(TASK OBJECTIVE):
Go through the listing and set it down exactly, leaving out its pictures.

(RECORDS FOR THE TASK):

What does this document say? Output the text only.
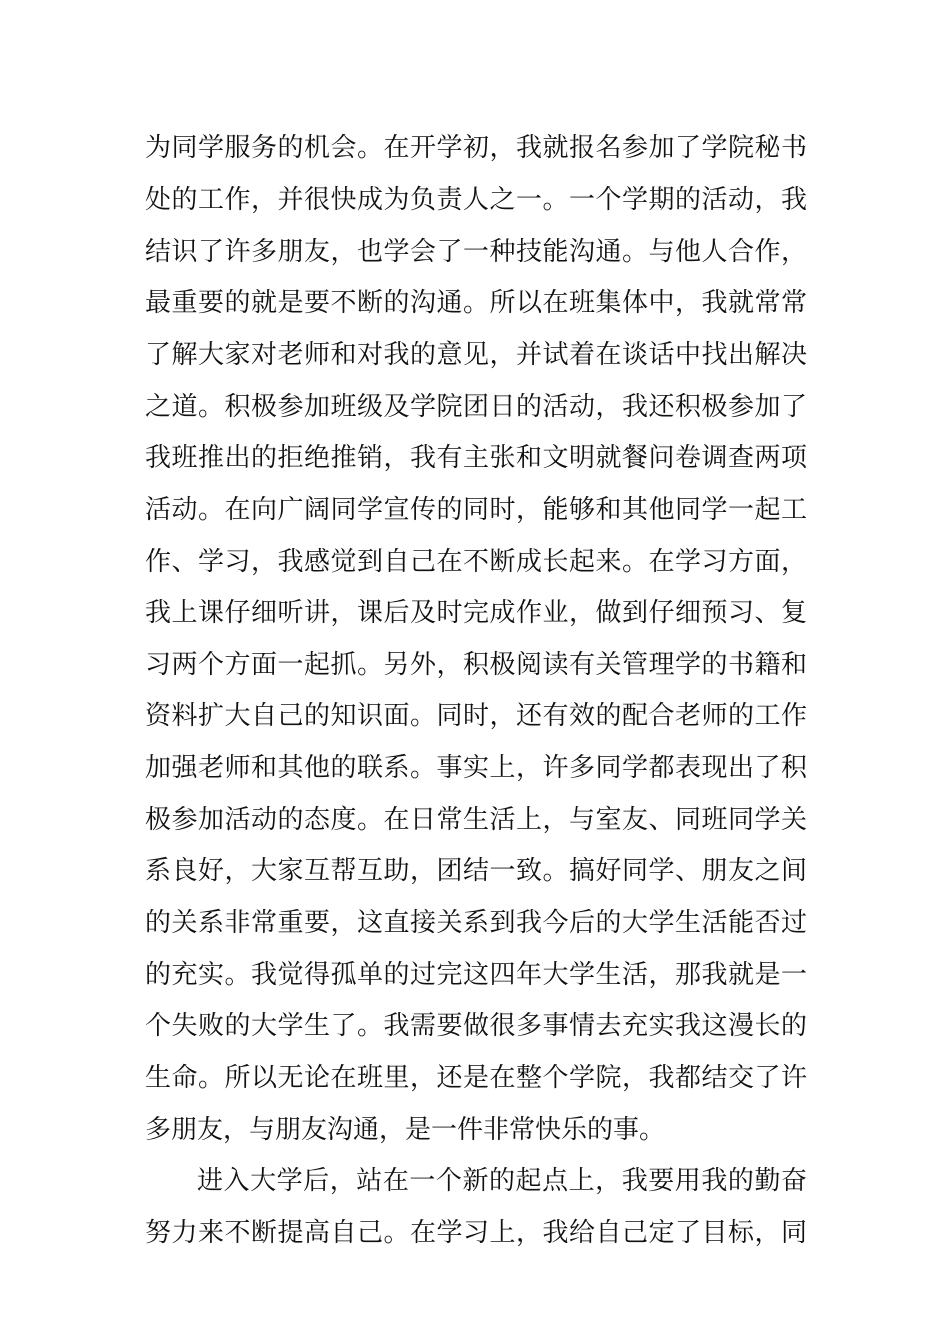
为同学服务的机会。在开学初，我就报名参加了学院秘书
处的工作，并很快成为负责人之一。一个学期的活动，我
结识了许多朋友，也学会了一种技能沟通。与他人合作，
最重要的就是要不断的沟通。所以在班集体中，我就常常
了解大家对老师和对我的意见，并试着在谈话中找出解决
之道。积极参加班级及学院团日的活动，我还积极参加了
我班推出的拒绝推销，我有主张和文明就餐问卷调查两项
活动。在向广阔同学宣传的同时，能够和其他同学一起工
作、学习，我感觉到自己在不断成长起来。在学习方面，
我上课仔细听讲，课后及时完成作业，做到仔细预习、复
习两个方面一起抓。另外，积极阅读有关管理学的书籍和
资料扩大自己的知识面。同时，还有效的配合老师的工作
加强老师和其他的联系。事实上，许多同学都表现出了积
极参加活动的态度。在日常生活上，与室友、同班同学关
系良好，大家互帮互助，团结一致。搞好同学、朋友之间
的关系非常重要，这直接关系到我今后的大学生活能否过
的充实。我觉得孤单的过完这四年大学生活，那我就是一
个失败的大学生了。我需要做很多事情去充实我这漫长的
生命。所以无论在班里，还是在整个学院，我都结交了许
多朋友，与朋友沟通，是一件非常快乐的事。
进入大学后，站在一个新的起点上，我要用我的勤奋
努力来不断提高自己。在学习上，我给自己定了目标，同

(OUTPUT OF THE EXERCISE):
What does this document say? Output the text only.
为同学服务的机会。在开学初，我就报名参加了学院秘书
处的工作，并很快成为负责人之一。一个学期的活动，我
结识了许多朋友，也学会了一种技能沟通。与他人合作，
最重要的就是要不断的沟通。所以在班集体中，我就常常
了解大家对老师和对我的意见，并试着在谈话中找出解决
之道。积极参加班级及学院团日的活动，我还积极参加了
我班推出的拒绝推销，我有主张和文明就餐问卷调查两项
活动。在向广阔同学宣传的同时，能够和其他同学一起工
作、学习，我感觉到自己在不断成长起来。在学习方面，
我上课仔细听讲，课后及时完成作业，做到仔细预习、复
习两个方面一起抓。另外，积极阅读有关管理学的书籍和
资料扩大自己的知识面。同时，还有效的配合老师的工作
加强老师和其他的联系。事实上，许多同学都表现出了积
极参加活动的态度。在日常生活上，与室友、同班同学关
系良好，大家互帮互助，团结一致。搞好同学、朋友之间
的关系非常重要，这直接关系到我今后的大学生活能否过
的充实。我觉得孤单的过完这四年大学生活，那我就是一
个失败的大学生了。我需要做很多事情去充实我这漫长的
生命。所以无论在班里，还是在整个学院，我都结交了许
多朋友，与朋友沟通，是一件非常快乐的事。
进入大学后，站在一个新的起点上，我要用我的勤奋
努力来不断提高自己。在学习上，我给自己定了目标，同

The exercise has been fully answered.